* **Exercise aim**
Wherever the string "JSON" appears in the listing, copy that line.

* **Data in this exercise**
━━━━━━━━━━━━━━━━━━━━━━━━━━━━━━

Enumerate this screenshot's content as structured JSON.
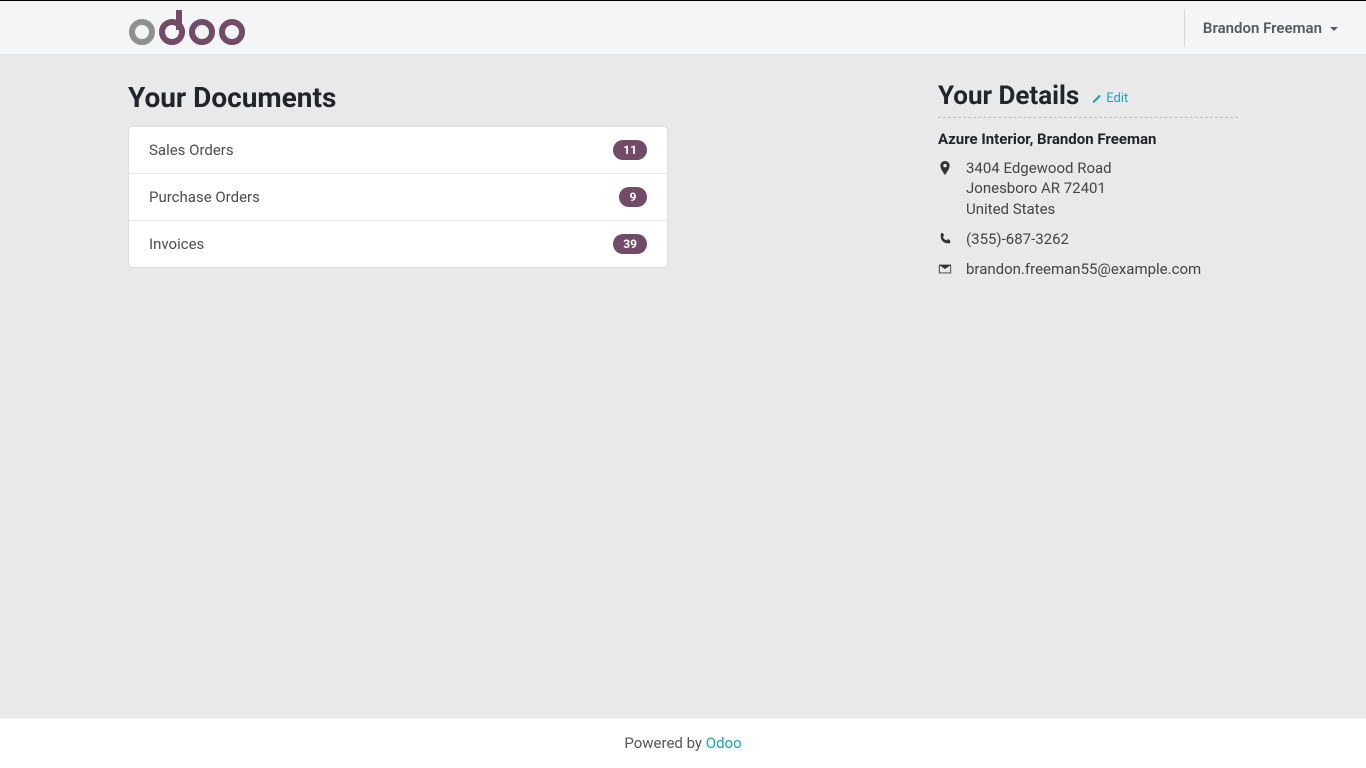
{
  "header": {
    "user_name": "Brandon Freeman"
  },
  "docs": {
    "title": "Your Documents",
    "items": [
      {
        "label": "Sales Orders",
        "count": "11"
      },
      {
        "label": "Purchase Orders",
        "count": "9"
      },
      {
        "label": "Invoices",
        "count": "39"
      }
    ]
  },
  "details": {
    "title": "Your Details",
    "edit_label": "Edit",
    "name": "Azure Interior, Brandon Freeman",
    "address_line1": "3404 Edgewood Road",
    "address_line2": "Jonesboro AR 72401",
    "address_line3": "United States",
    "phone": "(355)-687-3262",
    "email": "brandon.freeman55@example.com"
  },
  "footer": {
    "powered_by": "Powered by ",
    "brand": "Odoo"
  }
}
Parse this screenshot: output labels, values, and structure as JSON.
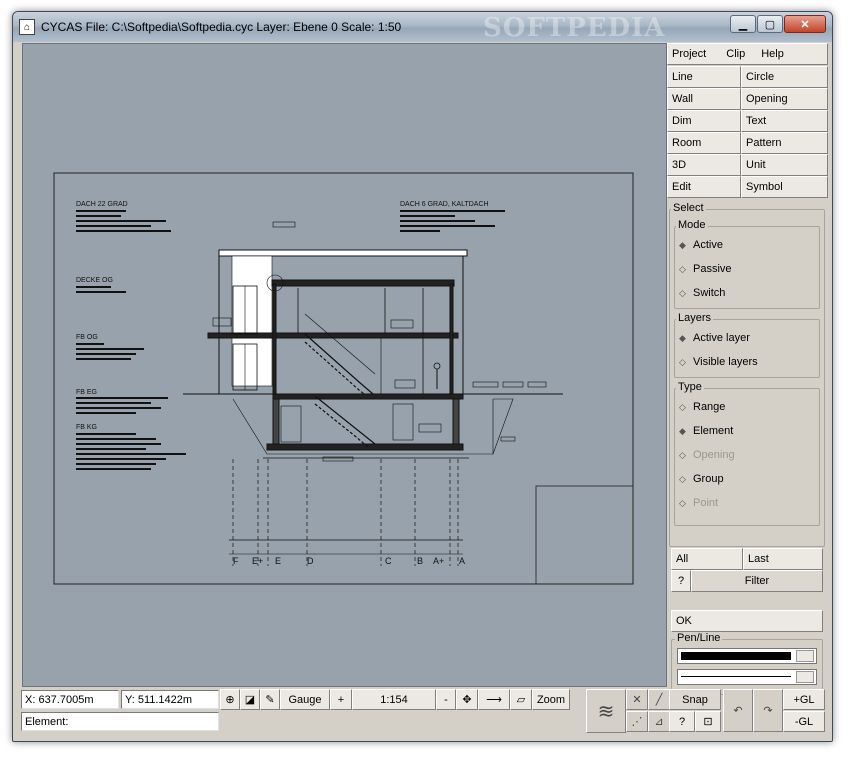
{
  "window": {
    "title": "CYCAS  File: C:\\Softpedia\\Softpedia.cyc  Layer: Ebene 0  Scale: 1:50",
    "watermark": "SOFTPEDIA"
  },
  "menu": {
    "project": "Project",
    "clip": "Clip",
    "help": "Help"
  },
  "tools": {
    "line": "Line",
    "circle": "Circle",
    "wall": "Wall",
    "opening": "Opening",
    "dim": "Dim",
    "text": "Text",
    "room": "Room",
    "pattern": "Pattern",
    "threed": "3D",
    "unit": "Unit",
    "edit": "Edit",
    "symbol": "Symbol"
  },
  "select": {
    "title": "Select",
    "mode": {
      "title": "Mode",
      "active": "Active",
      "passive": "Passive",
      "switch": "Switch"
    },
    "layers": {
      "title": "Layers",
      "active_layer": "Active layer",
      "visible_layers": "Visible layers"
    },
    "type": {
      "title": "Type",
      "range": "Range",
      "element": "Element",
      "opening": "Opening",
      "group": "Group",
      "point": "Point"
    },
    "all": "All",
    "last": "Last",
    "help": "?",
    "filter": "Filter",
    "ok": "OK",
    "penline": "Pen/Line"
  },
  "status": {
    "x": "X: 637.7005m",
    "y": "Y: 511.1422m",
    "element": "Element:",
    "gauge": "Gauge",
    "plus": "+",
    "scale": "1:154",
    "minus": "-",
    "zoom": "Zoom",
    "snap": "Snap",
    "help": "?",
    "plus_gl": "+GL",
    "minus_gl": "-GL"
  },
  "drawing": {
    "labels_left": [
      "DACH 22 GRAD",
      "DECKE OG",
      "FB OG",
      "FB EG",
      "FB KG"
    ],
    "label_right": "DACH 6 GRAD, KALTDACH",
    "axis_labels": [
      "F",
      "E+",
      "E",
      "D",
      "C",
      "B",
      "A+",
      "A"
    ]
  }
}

━━━━━━━━━━━━━━━━━━━━━━━━━━━━━━

* **Exercise response**
Enumerate this screenshot's content as structured JSON.
Parse this screenshot: output labels, values, and structure as JSON.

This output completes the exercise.